## start Record extracts

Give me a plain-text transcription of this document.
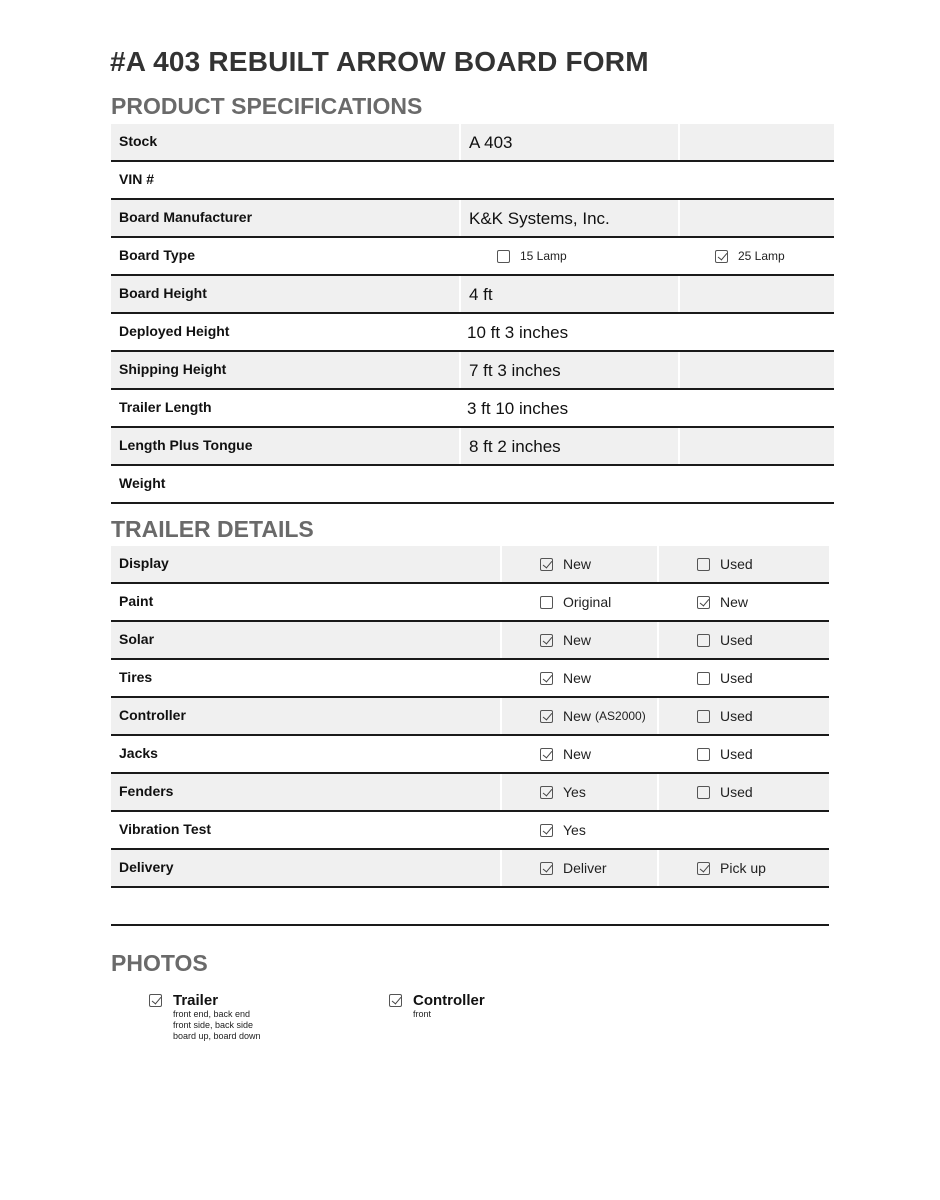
#A 403 REBUILT ARROW BOARD FORM
PRODUCT SPECIFICATIONS
Stock	A 403
VIN #
Board Manufacturer	K&K Systems, Inc.
Board Type	15 Lamp	25 Lamp
Board Height	4 ft
Deployed Height	10 ft 3 inches
Shipping Height	7 ft 3 inches
Trailer Length	3 ft 10 inches
Length Plus Tongue	8 ft 2 inches
Weight
TRAILER DETAILS
Display	New	Used
Paint	Original	New
Solar	New	Used
Tires	New	Used
Controller	New (AS2000)	Used
Jacks	New	Used
Fenders	Yes	Used
Vibration Test	Yes
Delivery	Deliver	Pick up
PHOTOS
Trailer
front end, back end
front side, back side
board up, board down
Controller
front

## end Record extracts

- **Aim of the task**:
Repeat every record above exactly, but leave out any pictures.

- **The reply**:
Give me a plain-text transcription of this document.
#A 403 REBUILT ARROW BOARD FORM
PRODUCT SPECIFICATIONS
Stock	A 403
VIN #
Board Manufacturer	K&K Systems, Inc.
Board Type	15 Lamp	25 Lamp
Board Height	4 ft
Deployed Height	10 ft 3 inches
Shipping Height	7 ft 3 inches
Trailer Length	3 ft 10 inches
Length Plus Tongue	8 ft 2 inches
Weight
TRAILER DETAILS
Display	New	Used
Paint	Original	New
Solar	New	Used
Tires	New	Used
Controller	New (AS2000)	Used
Jacks	New	Used
Fenders	Yes	Used
Vibration Test	Yes
Delivery	Deliver	Pick up
PHOTOS
Trailer
front end, back end
front side, back side
board up, board down
Controller
front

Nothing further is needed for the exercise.